Rows from a dataset
##############################

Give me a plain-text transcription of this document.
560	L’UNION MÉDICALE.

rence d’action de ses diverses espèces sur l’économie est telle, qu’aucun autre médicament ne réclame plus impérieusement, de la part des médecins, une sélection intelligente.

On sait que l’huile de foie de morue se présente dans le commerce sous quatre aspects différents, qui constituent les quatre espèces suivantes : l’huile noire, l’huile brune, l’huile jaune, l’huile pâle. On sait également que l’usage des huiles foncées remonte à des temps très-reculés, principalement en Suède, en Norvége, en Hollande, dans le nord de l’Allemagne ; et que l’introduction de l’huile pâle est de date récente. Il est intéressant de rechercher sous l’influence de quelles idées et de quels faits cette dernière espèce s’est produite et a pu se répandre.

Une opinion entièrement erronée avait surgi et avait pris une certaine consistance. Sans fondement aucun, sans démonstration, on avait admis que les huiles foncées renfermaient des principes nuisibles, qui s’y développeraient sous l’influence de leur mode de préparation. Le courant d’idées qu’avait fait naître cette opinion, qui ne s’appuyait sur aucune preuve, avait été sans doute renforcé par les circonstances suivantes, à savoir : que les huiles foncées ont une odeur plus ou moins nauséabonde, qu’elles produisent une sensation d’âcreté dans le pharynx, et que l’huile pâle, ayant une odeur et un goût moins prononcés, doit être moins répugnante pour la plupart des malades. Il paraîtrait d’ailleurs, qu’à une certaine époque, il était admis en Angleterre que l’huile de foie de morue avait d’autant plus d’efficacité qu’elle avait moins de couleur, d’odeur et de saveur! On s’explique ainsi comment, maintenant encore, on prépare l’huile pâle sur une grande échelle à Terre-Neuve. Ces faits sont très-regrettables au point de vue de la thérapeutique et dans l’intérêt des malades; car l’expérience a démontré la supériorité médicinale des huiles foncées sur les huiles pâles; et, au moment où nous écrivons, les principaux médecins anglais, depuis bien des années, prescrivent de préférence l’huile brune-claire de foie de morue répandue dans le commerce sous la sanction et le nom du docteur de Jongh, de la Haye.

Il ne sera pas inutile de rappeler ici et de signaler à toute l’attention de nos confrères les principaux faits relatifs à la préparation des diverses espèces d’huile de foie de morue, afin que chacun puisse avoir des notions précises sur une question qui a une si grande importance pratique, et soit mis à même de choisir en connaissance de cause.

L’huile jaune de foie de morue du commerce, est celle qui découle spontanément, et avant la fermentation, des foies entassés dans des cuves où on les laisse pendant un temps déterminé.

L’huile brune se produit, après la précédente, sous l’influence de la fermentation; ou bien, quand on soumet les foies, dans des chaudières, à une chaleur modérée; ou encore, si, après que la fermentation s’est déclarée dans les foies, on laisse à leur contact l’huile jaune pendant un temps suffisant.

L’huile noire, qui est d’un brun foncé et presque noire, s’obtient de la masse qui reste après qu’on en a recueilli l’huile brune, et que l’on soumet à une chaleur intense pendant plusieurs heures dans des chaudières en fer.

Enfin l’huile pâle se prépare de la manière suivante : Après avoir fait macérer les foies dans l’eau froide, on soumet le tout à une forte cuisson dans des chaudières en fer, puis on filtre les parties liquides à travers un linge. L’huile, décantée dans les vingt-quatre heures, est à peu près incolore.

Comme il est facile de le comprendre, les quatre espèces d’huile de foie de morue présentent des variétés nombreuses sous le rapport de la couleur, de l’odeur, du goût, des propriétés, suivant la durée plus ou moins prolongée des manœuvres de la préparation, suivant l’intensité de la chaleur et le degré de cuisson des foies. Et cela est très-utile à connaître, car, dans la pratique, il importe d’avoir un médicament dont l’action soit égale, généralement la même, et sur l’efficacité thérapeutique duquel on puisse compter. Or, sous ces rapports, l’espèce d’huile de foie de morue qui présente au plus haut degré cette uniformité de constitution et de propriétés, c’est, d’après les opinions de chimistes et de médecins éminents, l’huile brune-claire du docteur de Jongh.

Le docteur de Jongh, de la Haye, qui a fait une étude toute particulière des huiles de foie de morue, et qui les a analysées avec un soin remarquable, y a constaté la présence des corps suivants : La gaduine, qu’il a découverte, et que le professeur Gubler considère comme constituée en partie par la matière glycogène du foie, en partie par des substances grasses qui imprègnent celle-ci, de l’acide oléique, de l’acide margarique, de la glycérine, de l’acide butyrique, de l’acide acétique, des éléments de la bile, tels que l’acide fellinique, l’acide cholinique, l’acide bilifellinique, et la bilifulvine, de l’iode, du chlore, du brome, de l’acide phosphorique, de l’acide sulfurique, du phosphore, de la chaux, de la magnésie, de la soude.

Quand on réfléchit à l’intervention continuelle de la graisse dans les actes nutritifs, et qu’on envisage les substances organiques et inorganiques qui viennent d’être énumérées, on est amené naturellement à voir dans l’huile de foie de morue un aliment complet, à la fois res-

##############################

## WHAT YOU ARE ASKED TO DO
Transcribe all entries exactly as they are given.

## WRITTEN ANSWER
Give me a plain-text transcription of this document.
560	L’UNION MÉDICALE.

rence d’action de ses diverses espèces sur l’économie est telle, qu’aucun autre médicament ne réclame plus impérieusement, de la part des médecins, une sélection intelligente.

On sait que l’huile de foie de morue se présente dans le commerce sous quatre aspects différents, qui constituent les quatre espèces suivantes : l’huile noire, l’huile brune, l’huile jaune, l’huile pâle. On sait également que l’usage des huiles foncées remonte à des temps très-reculés, principalement en Suède, en Norvége, en Hollande, dans le nord de l’Allemagne ; et que l’introduction de l’huile pâle est de date récente. Il est intéressant de rechercher sous l’influence de quelles idées et de quels faits cette dernière espèce s’est produite et a pu se répandre.

Une opinion entièrement erronée avait surgi et avait pris une certaine consistance. Sans fondement aucun, sans démonstration, on avait admis que les huiles foncées renfermaient des principes nuisibles, qui s’y développeraient sous l’influence de leur mode de préparation. Le courant d’idées qu’avait fait naître cette opinion, qui ne s’appuyait sur aucune preuve, avait été sans doute renforcé par les circonstances suivantes, à savoir : que les huiles foncées ont une odeur plus ou moins nauséabonde, qu’elles produisent une sensation d’âcreté dans le pharynx, et que l’huile pâle, ayant une odeur et un goût moins prononcés, doit être moins répugnante pour la plupart des malades. Il paraîtrait d’ailleurs, qu’à une certaine époque, il était admis en Angleterre que l’huile de foie de morue avait d’autant plus d’efficacité qu’elle avait moins de couleur, d’odeur et de saveur! On s’explique ainsi comment, maintenant encore, on prépare l’huile pâle sur une grande échelle à Terre-Neuve. Ces faits sont très-regrettables au point de vue de la thérapeutique et dans l’intérêt des malades; car l’expérience a démontré la supériorité médicinale des huiles foncées sur les huiles pâles; et, au moment où nous écrivons, les principaux médecins anglais, depuis bien des années, prescrivent de préférence l’huile brune-claire de foie de morue répandue dans le commerce sous la sanction et le nom du docteur de Jongh, de la Haye.

Il ne sera pas inutile de rappeler ici et de signaler à toute l’attention de nos confrères les principaux faits relatifs à la préparation des diverses espèces d’huile de foie de morue, afin que chacun puisse avoir des notions précises sur une question qui a une si grande importance pratique, et soit mis à même de choisir en connaissance de cause.

L’huile jaune de foie de morue du commerce, est celle qui découle spontanément, et avant la fermentation, des foies entassés dans des cuves où on les laisse pendant un temps déterminé.

L’huile brune se produit, après la précédente, sous l’influence de la fermentation; ou bien, quand on soumet les foies, dans des chaudières, à une chaleur modérée; ou encore, si, après que la fermentation s’est déclarée dans les foies, on laisse à leur contact l’huile jaune pendant un temps suffisant.

L’huile noire, qui est d’un brun foncé et presque noire, s’obtient de la masse qui reste après qu’on en a recueilli l’huile brune, et que l’on soumet à une chaleur intense pendant plusieurs heures dans des chaudières en fer.

Enfin l’huile pâle se prépare de la manière suivante : Après avoir fait macérer les foies dans l’eau froide, on soumet le tout à une forte cuisson dans des chaudières en fer, puis on filtre les parties liquides à travers un linge. L’huile, décantée dans les vingt-quatre heures, est à peu près incolore.

Comme il est facile de le comprendre, les quatre espèces d’huile de foie de morue présentent des variétés nombreuses sous le rapport de la couleur, de l’odeur, du goût, des propriétés, suivant la durée plus ou moins prolongée des manœuvres de la préparation, suivant l’intensité de la chaleur et le degré de cuisson des foies. Et cela est très-utile à connaître, car, dans la pratique, il importe d’avoir un médicament dont l’action soit égale, généralement la même, et sur l’efficacité thérapeutique duquel on puisse compter. Or, sous ces rapports, l’espèce d’huile de foie de morue qui présente au plus haut degré cette uniformité de constitution et de propriétés, c’est, d’après les opinions de chimistes et de médecins éminents, l’huile brune-claire du docteur de Jongh.

Le docteur de Jongh, de la Haye, qui a fait une étude toute particulière des huiles de foie de morue, et qui les a analysées avec un soin remarquable, y a constaté la présence des corps suivants : La gaduine, qu’il a découverte, et que le professeur Gubler considère comme constituée en partie par la matière glycogène du foie, en partie par des substances grasses qui imprègnent celle-ci, de l’acide oléique, de l’acide margarique, de la glycérine, de l’acide butyrique, de l’acide acétique, des éléments de la bile, tels que l’acide fellinique, l’acide cholinique, l’acide bilifellinique, et la bilifulvine, de l’iode, du chlore, du brome, de l’acide phosphorique, de l’acide sulfurique, du phosphore, de la chaux, de la magnésie, de la soude.

Quand on réfléchit à l’intervention continuelle de la graisse dans les actes nutritifs, et qu’on envisage les substances organiques et inorganiques qui viennent d’être énumérées, on est amené naturellement à voir dans l’huile de foie de morue un aliment complet, à la fois res-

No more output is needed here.